**LISTED RECORDS**
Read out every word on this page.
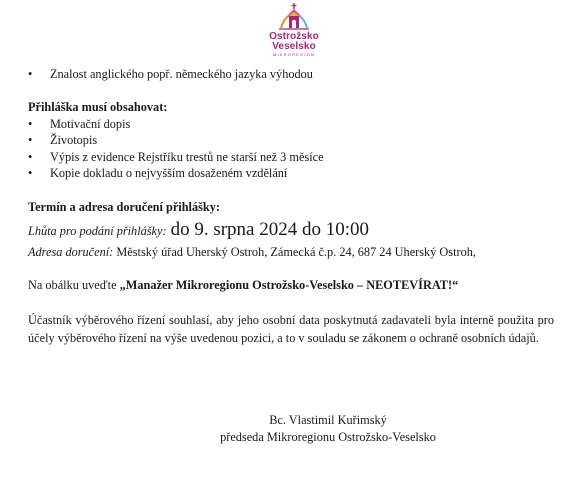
Ostrožsko
Veselsko
MIKROREGION
• Znalost anglického popř. německého jazyka výhodou
Přihláška musí obsahovat:
• Motivační dopis
• Životopis
• Výpis z evidence Rejstříku trestů ne starší než 3 měsíce
• Kopie dokladu o nejvyšším dosaženém vzdělání
Termín a adresa doručení přihlášky:
Lhůta pro podání přihlášky: do 9. srpna 2024 do 10:00
Adresa doručení: Městský úřad Uherský Ostroh, Zámecká č.p. 24, 687 24 Uherský Ostroh,
Na obálku uveďte „Manažer Mikroregionu Ostrožsko-Veselsko – NEOTEVÍRAT!“
Účastník výběrového řízení souhlasí, aby jeho osobní data poskytnutá zadavateli byla interně použita pro účely výběrového řízení na výše uvedenou pozici, a to v souladu se zákonem o ochraně osobních údajů.
Bc. Vlastimil Kuřimský
předseda Mikroregionu Ostrožsko-Veselsko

**EXERCISE GOAL**
Copy the entries above faithfully and omit every image.

**REPLY TO THE TASK**
Read out every word on this page.
Ostrožsko
Veselsko
MIKROREGION
• Znalost anglického popř. německého jazyka výhodou
Přihláška musí obsahovat:
• Motivační dopis
• Životopis
• Výpis z evidence Rejstříku trestů ne starší než 3 měsíce
• Kopie dokladu o nejvyšším dosaženém vzdělání
Termín a adresa doručení přihlášky:
Lhůta pro podání přihlášky: do 9. srpna 2024 do 10:00
Adresa doručení: Městský úřad Uherský Ostroh, Zámecká č.p. 24, 687 24 Uherský Ostroh,
Na obálku uveďte „Manažer Mikroregionu Ostrožsko-Veselsko – NEOTEVÍRAT!“
Účastník výběrového řízení souhlasí, aby jeho osobní data poskytnutá zadavateli byla interně použita pro účely výběrového řízení na výše uvedenou pozici, a to v souladu se zákonem o ochraně osobních údajů.
Bc. Vlastimil Kuřimský
předseda Mikroregionu Ostrožsko-Veselsko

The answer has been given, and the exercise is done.